SHORT TASK:
Reproduce the listing below, swapping every occurrence of "radar-gate-point" for "radar-gate-marker" and leaving everything else unchanged.

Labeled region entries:
* * *

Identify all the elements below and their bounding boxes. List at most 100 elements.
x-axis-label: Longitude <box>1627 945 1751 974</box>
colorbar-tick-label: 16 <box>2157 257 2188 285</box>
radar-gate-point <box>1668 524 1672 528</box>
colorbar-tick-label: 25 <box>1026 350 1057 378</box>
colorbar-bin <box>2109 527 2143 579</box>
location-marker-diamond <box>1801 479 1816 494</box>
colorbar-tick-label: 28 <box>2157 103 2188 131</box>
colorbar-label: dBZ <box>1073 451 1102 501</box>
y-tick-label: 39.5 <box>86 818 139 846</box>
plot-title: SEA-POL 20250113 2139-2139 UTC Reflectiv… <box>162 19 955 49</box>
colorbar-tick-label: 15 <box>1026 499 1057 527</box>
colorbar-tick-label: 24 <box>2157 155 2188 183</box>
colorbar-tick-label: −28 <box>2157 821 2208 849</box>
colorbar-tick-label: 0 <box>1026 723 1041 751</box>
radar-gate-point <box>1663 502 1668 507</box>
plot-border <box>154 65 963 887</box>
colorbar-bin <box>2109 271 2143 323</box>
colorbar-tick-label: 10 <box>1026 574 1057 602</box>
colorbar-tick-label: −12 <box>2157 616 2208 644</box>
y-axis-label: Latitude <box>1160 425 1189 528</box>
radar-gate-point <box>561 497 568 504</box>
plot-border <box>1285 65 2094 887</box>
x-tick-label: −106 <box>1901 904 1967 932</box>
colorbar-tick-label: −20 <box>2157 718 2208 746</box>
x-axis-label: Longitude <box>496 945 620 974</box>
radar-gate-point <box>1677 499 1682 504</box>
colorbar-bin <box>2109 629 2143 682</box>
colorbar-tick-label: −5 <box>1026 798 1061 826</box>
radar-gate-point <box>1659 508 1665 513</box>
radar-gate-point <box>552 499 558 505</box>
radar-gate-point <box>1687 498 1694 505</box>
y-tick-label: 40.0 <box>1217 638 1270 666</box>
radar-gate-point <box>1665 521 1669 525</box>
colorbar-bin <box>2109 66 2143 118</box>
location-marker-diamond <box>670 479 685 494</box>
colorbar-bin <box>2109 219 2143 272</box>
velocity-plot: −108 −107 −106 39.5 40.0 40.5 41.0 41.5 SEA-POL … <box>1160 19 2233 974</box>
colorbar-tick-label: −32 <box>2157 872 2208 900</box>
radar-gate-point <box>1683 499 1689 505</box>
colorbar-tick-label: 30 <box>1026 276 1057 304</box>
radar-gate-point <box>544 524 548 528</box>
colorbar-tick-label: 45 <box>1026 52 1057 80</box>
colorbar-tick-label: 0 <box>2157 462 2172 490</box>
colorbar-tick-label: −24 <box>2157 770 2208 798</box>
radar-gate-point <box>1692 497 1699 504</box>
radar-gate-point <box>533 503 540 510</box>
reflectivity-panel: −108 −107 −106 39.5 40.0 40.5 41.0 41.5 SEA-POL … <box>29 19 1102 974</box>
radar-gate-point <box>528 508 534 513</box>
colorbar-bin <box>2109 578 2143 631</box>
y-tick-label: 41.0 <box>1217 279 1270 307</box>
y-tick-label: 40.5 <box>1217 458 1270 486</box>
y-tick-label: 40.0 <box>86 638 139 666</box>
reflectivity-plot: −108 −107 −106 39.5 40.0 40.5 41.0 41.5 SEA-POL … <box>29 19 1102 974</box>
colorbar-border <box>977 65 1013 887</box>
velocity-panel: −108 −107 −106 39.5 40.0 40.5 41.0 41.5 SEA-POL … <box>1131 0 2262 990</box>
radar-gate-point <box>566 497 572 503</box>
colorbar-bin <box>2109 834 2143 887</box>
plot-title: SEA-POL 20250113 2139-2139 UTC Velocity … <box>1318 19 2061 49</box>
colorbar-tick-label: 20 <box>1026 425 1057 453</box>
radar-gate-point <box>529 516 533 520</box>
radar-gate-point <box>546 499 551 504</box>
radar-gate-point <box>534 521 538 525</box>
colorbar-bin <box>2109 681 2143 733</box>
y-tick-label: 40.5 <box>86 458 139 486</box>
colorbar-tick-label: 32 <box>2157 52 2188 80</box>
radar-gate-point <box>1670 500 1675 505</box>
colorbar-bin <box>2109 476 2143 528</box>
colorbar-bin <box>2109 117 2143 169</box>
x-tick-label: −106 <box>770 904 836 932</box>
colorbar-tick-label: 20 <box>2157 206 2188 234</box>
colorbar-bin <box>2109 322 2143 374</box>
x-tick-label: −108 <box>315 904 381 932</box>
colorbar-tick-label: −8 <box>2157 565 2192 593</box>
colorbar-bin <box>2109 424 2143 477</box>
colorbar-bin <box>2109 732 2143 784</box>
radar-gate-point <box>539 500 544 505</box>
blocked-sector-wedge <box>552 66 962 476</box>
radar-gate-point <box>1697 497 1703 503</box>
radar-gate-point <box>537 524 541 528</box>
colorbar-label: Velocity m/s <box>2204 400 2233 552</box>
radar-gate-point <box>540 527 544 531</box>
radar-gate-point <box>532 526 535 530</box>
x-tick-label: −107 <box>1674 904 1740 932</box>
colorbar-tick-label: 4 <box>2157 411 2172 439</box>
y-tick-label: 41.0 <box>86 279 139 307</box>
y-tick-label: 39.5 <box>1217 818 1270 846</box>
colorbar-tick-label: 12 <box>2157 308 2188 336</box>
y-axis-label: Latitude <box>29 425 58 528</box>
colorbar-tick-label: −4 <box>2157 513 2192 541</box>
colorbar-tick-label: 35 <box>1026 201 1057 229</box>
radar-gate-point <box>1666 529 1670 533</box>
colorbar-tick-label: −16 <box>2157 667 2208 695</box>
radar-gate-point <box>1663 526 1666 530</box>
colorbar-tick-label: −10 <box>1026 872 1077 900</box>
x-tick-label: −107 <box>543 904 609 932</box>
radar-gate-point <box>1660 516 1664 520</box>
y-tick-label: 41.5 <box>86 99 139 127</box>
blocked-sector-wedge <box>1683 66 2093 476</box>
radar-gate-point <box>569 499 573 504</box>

* * *

ANSWER FOR THIS EXERCISE:
Identify all the elements below and their bounding boxes. List at most 100 elements.
x-axis-label: Longitude <box>1627 945 1751 974</box>
colorbar-tick-label: 16 <box>2157 257 2188 285</box>
radar-gate-marker <box>1668 524 1672 528</box>
colorbar-tick-label: 25 <box>1026 350 1057 378</box>
colorbar-bin <box>2109 527 2143 579</box>
location-marker-diamond <box>1801 479 1816 494</box>
colorbar-tick-label: 28 <box>2157 103 2188 131</box>
colorbar-label: dBZ <box>1073 451 1102 501</box>
y-tick-label: 39.5 <box>86 818 139 846</box>
plot-title: SEA-POL 20250113 2139-2139 UTC Reflectiv… <box>162 19 955 49</box>
colorbar-tick-label: 15 <box>1026 499 1057 527</box>
colorbar-tick-label: 24 <box>2157 155 2188 183</box>
colorbar-tick-label: −28 <box>2157 821 2208 849</box>
colorbar-tick-label: 0 <box>1026 723 1041 751</box>
radar-gate-marker <box>1663 502 1668 507</box>
plot-border <box>154 65 963 887</box>
colorbar-bin <box>2109 271 2143 323</box>
colorbar-tick-label: 10 <box>1026 574 1057 602</box>
colorbar-tick-label: −12 <box>2157 616 2208 644</box>
y-axis-label: Latitude <box>1160 425 1189 528</box>
radar-gate-marker <box>561 497 568 504</box>
plot-border <box>1285 65 2094 887</box>
x-tick-label: −106 <box>1901 904 1967 932</box>
colorbar-tick-label: −20 <box>2157 718 2208 746</box>
x-axis-label: Longitude <box>496 945 620 974</box>
radar-gate-marker <box>1677 499 1682 504</box>
colorbar-bin <box>2109 629 2143 682</box>
colorbar-tick-label: −5 <box>1026 798 1061 826</box>
radar-gate-marker <box>1659 508 1665 513</box>
radar-gate-marker <box>552 499 558 505</box>
radar-gate-marker <box>1687 498 1694 505</box>
y-tick-label: 40.0 <box>1217 638 1270 666</box>
radar-gate-marker <box>1665 521 1669 525</box>
colorbar-bin <box>2109 66 2143 118</box>
location-marker-diamond <box>670 479 685 494</box>
colorbar-bin <box>2109 219 2143 272</box>
velocity-plot: −108 −107 −106 39.5 40.0 40.5 41.0 41.5 SEA-POL … <box>1160 19 2233 974</box>
colorbar-tick-label: −32 <box>2157 872 2208 900</box>
radar-gate-marker <box>1683 499 1689 505</box>
colorbar-tick-label: 30 <box>1026 276 1057 304</box>
radar-gate-marker <box>544 524 548 528</box>
colorbar-tick-label: 45 <box>1026 52 1057 80</box>
colorbar-tick-label: 0 <box>2157 462 2172 490</box>
colorbar-tick-label: −24 <box>2157 770 2208 798</box>
radar-gate-marker <box>1692 497 1699 504</box>
radar-gate-marker <box>533 503 540 510</box>
reflectivity-panel: −108 −107 −106 39.5 40.0 40.5 41.0 41.5 SEA-POL … <box>29 19 1102 974</box>
radar-gate-marker <box>528 508 534 513</box>
colorbar-bin <box>2109 578 2143 631</box>
y-tick-label: 41.0 <box>1217 279 1270 307</box>
y-tick-label: 40.5 <box>1217 458 1270 486</box>
y-tick-label: 40.0 <box>86 638 139 666</box>
reflectivity-plot: −108 −107 −106 39.5 40.0 40.5 41.0 41.5 SEA-POL … <box>29 19 1102 974</box>
colorbar-border <box>977 65 1013 887</box>
velocity-panel: −108 −107 −106 39.5 40.0 40.5 41.0 41.5 SEA-POL … <box>1131 0 2262 990</box>
radar-gate-marker <box>566 497 572 503</box>
colorbar-bin <box>2109 834 2143 887</box>
plot-title: SEA-POL 20250113 2139-2139 UTC Velocity … <box>1318 19 2061 49</box>
colorbar-tick-label: 20 <box>1026 425 1057 453</box>
radar-gate-marker <box>529 516 533 520</box>
radar-gate-marker <box>546 499 551 504</box>
radar-gate-marker <box>534 521 538 525</box>
colorbar-bin <box>2109 681 2143 733</box>
y-tick-label: 40.5 <box>86 458 139 486</box>
colorbar-tick-label: 32 <box>2157 52 2188 80</box>
radar-gate-marker <box>1670 500 1675 505</box>
colorbar-bin <box>2109 476 2143 528</box>
colorbar-bin <box>2109 117 2143 169</box>
x-tick-label: −106 <box>770 904 836 932</box>
colorbar-tick-label: 20 <box>2157 206 2188 234</box>
colorbar-bin <box>2109 322 2143 374</box>
x-tick-label: −108 <box>315 904 381 932</box>
colorbar-tick-label: −8 <box>2157 565 2192 593</box>
colorbar-bin <box>2109 424 2143 477</box>
colorbar-bin <box>2109 732 2143 784</box>
radar-gate-marker <box>539 500 544 505</box>
blocked-sector-wedge <box>552 66 962 476</box>
radar-gate-marker <box>1697 497 1703 503</box>
radar-gate-marker <box>537 524 541 528</box>
colorbar-label: Velocity m/s <box>2204 400 2233 552</box>
radar-gate-marker <box>540 527 544 531</box>
radar-gate-marker <box>532 526 535 530</box>
x-tick-label: −107 <box>1674 904 1740 932</box>
colorbar-tick-label: 4 <box>2157 411 2172 439</box>
y-tick-label: 41.0 <box>86 279 139 307</box>
y-tick-label: 39.5 <box>1217 818 1270 846</box>
colorbar-tick-label: 12 <box>2157 308 2188 336</box>
y-axis-label: Latitude <box>29 425 58 528</box>
colorbar-tick-label: −4 <box>2157 513 2192 541</box>
colorbar-tick-label: 35 <box>1026 201 1057 229</box>
radar-gate-marker <box>1666 529 1670 533</box>
colorbar-tick-label: −16 <box>2157 667 2208 695</box>
radar-gate-marker <box>1663 526 1666 530</box>
colorbar-tick-label: −10 <box>1026 872 1077 900</box>
x-tick-label: −107 <box>543 904 609 932</box>
radar-gate-marker <box>1660 516 1664 520</box>
y-tick-label: 41.5 <box>86 99 139 127</box>
blocked-sector-wedge <box>1683 66 2093 476</box>
radar-gate-marker <box>569 499 573 504</box>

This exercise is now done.